● Short task
Copy each line containing the word "Rent" from the records that follow, please.
** START OF Records provided **
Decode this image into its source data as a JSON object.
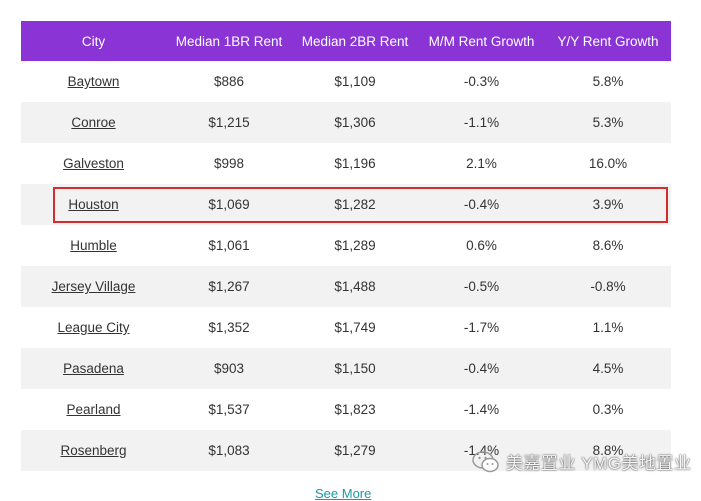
{
  "table": {
    "headers": [
      "City",
      "Median 1BR Rent",
      "Median 2BR Rent",
      "M/M Rent Growth",
      "Y/Y Rent Growth"
    ],
    "rows": [
      [
        "Baytown",
        "$886",
        "$1,109",
        "-0.3%",
        "5.8%"
      ],
      [
        "Conroe",
        "$1,215",
        "$1,306",
        "-1.1%",
        "5.3%"
      ],
      [
        "Galveston",
        "$998",
        "$1,196",
        "2.1%",
        "16.0%"
      ],
      [
        "Houston",
        "$1,069",
        "$1,282",
        "-0.4%",
        "3.9%"
      ],
      [
        "Humble",
        "$1,061",
        "$1,289",
        "0.6%",
        "8.6%"
      ],
      [
        "Jersey Village",
        "$1,267",
        "$1,488",
        "-0.5%",
        "-0.8%"
      ],
      [
        "League City",
        "$1,352",
        "$1,749",
        "-1.7%",
        "1.1%"
      ],
      [
        "Pasadena",
        "$903",
        "$1,150",
        "-0.4%",
        "4.5%"
      ],
      [
        "Pearland",
        "$1,537",
        "$1,823",
        "-1.4%",
        "0.3%"
      ],
      [
        "Rosenberg",
        "$1,083",
        "$1,279",
        "-1.4%",
        "8.8%"
      ]
    ],
    "highlighted_city": "Houston"
  },
  "see_more": "See More",
  "watermark": "美嘉置业 YMG美地置业",
  "colors": {
    "header_bg": "#8a34d6",
    "stripe_bg": "#f2f2f2",
    "highlight_border": "#d62b2b",
    "link_teal": "#1b9aa0"
  },
  "icons": {
    "watermark_icon": "wechat-icon"
  }
}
** END OF Records provided **
● Complete answer
      "Median 1BR Rent",
      "Median 2BR Rent",
      "M/M Rent Growth",
      "Y/Y Rent Growth"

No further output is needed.